Annotated element rows

•••••

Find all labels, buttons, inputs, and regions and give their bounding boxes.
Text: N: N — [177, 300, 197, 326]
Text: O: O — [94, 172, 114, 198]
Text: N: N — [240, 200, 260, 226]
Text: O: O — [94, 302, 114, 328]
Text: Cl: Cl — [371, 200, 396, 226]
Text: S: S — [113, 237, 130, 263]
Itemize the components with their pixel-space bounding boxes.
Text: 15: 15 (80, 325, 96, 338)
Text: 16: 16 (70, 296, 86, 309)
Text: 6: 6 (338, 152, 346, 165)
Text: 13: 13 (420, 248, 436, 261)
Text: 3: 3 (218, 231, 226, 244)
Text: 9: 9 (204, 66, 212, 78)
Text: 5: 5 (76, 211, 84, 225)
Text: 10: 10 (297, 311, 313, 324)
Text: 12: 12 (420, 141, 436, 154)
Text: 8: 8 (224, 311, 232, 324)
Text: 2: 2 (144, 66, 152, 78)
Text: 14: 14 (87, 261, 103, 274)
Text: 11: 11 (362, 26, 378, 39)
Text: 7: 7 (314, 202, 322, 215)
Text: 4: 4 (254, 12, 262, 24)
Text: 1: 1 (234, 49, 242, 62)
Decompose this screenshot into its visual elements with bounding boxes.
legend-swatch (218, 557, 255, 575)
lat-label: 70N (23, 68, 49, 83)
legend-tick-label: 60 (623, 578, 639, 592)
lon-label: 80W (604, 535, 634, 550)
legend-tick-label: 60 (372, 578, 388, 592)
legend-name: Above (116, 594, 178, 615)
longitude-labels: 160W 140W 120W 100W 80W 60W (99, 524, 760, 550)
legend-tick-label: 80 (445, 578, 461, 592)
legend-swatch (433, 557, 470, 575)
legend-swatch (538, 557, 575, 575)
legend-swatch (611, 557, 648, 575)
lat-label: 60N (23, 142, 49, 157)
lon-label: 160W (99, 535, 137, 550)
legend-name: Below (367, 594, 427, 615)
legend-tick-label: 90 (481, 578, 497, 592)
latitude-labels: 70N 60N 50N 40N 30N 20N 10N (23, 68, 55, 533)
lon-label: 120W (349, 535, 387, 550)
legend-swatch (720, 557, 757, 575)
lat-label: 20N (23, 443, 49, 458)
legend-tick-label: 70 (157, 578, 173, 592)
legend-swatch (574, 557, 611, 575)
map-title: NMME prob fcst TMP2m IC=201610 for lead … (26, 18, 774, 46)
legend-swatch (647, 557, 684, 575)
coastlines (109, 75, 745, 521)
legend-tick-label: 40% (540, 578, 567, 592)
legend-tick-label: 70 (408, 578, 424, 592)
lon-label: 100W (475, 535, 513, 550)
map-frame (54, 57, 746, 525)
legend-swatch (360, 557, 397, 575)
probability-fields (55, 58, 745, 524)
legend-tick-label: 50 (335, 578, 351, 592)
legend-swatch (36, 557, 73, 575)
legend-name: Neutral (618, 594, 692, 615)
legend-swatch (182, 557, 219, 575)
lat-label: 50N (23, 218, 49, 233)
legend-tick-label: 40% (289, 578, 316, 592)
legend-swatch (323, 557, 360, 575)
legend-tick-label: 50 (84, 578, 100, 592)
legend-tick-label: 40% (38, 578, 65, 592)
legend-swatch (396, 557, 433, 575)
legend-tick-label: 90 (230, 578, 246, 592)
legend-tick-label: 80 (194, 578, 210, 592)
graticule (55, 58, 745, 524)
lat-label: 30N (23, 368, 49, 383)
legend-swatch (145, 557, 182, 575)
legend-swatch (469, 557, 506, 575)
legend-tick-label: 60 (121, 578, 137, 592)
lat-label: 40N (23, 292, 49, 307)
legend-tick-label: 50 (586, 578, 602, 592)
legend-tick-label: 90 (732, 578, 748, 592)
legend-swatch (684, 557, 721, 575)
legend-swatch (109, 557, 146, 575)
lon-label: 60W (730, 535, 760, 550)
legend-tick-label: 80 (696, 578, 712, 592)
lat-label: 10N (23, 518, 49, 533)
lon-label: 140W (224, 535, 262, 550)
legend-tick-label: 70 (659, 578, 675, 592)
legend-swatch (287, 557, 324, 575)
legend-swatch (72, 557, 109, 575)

•••••

WHAT YOU NEED TO DO: Write out all the rows again, substituting "color-swatch" for each "legend-swatch" and keeping everything else the same.

TASK SOLUTION:
Find all labels, buttons, inputs, and regions and give their bounding boxes.
Text: N: N — [177, 300, 197, 326]
Text: O: O — [94, 172, 114, 198]
Text: N: N — [240, 200, 260, 226]
Text: O: O — [94, 302, 114, 328]
Text: Cl: Cl — [371, 200, 396, 226]
Text: S: S — [113, 237, 130, 263]
Itemize the components with their pixel-space bounding boxes.
Text: 15: 15 (80, 325, 96, 338)
Text: 16: 16 (70, 296, 86, 309)
Text: 6: 6 (338, 152, 346, 165)
Text: 13: 13 (420, 248, 436, 261)
Text: 3: 3 (218, 231, 226, 244)
Text: 9: 9 (204, 66, 212, 78)
Text: 5: 5 (76, 211, 84, 225)
Text: 10: 10 (297, 311, 313, 324)
Text: 12: 12 (420, 141, 436, 154)
Text: 8: 8 (224, 311, 232, 324)
Text: 2: 2 (144, 66, 152, 78)
Text: 14: 14 (87, 261, 103, 274)
Text: 11: 11 (362, 26, 378, 39)
Text: 7: 7 (314, 202, 322, 215)
Text: 4: 4 (254, 12, 262, 24)
Text: 1: 1 (234, 49, 242, 62)
Decompose this screenshot into its visual elements with bounding boxes.
color-swatch (218, 557, 255, 575)
lat-label: 70N (23, 68, 49, 83)
legend-tick-label: 60 (623, 578, 639, 592)
lon-label: 80W (604, 535, 634, 550)
legend-tick-label: 60 (372, 578, 388, 592)
legend-name: Above (116, 594, 178, 615)
longitude-labels: 160W 140W 120W 100W 80W 60W (99, 524, 760, 550)
legend-tick-label: 80 (445, 578, 461, 592)
color-swatch (433, 557, 470, 575)
color-swatch (538, 557, 575, 575)
color-swatch (611, 557, 648, 575)
lat-label: 60N (23, 142, 49, 157)
lon-label: 160W (99, 535, 137, 550)
legend-name: Below (367, 594, 427, 615)
legend-tick-label: 90 (481, 578, 497, 592)
latitude-labels: 70N 60N 50N 40N 30N 20N 10N (23, 68, 55, 533)
lon-label: 120W (349, 535, 387, 550)
color-swatch (720, 557, 757, 575)
lat-label: 20N (23, 443, 49, 458)
legend-tick-label: 70 (157, 578, 173, 592)
color-swatch (574, 557, 611, 575)
map-title: NMME prob fcst TMP2m IC=201610 for lead … (26, 18, 774, 46)
color-swatch (647, 557, 684, 575)
coastlines (109, 75, 745, 521)
legend-tick-label: 40% (540, 578, 567, 592)
legend-tick-label: 70 (408, 578, 424, 592)
lon-label: 100W (475, 535, 513, 550)
map-frame (54, 57, 746, 525)
color-swatch (360, 557, 397, 575)
probability-fields (55, 58, 745, 524)
legend-tick-label: 50 (335, 578, 351, 592)
color-swatch (36, 557, 73, 575)
legend-name: Neutral (618, 594, 692, 615)
color-swatch (182, 557, 219, 575)
lat-label: 50N (23, 218, 49, 233)
legend-tick-label: 40% (289, 578, 316, 592)
color-swatch (323, 557, 360, 575)
legend-tick-label: 50 (84, 578, 100, 592)
legend-tick-label: 40% (38, 578, 65, 592)
color-swatch (396, 557, 433, 575)
legend-tick-label: 90 (230, 578, 246, 592)
legend-tick-label: 80 (194, 578, 210, 592)
graticule (55, 58, 745, 524)
lat-label: 30N (23, 368, 49, 383)
color-swatch (145, 557, 182, 575)
color-swatch (469, 557, 506, 575)
legend-tick-label: 60 (121, 578, 137, 592)
lat-label: 40N (23, 292, 49, 307)
legend-tick-label: 50 (586, 578, 602, 592)
legend-tick-label: 90 (732, 578, 748, 592)
color-swatch (684, 557, 721, 575)
color-swatch (109, 557, 146, 575)
lon-label: 60W (730, 535, 760, 550)
legend-tick-label: 80 (696, 578, 712, 592)
lat-label: 10N (23, 518, 49, 533)
lon-label: 140W (224, 535, 262, 550)
legend-tick-label: 70 (659, 578, 675, 592)
color-swatch (287, 557, 324, 575)
color-swatch (72, 557, 109, 575)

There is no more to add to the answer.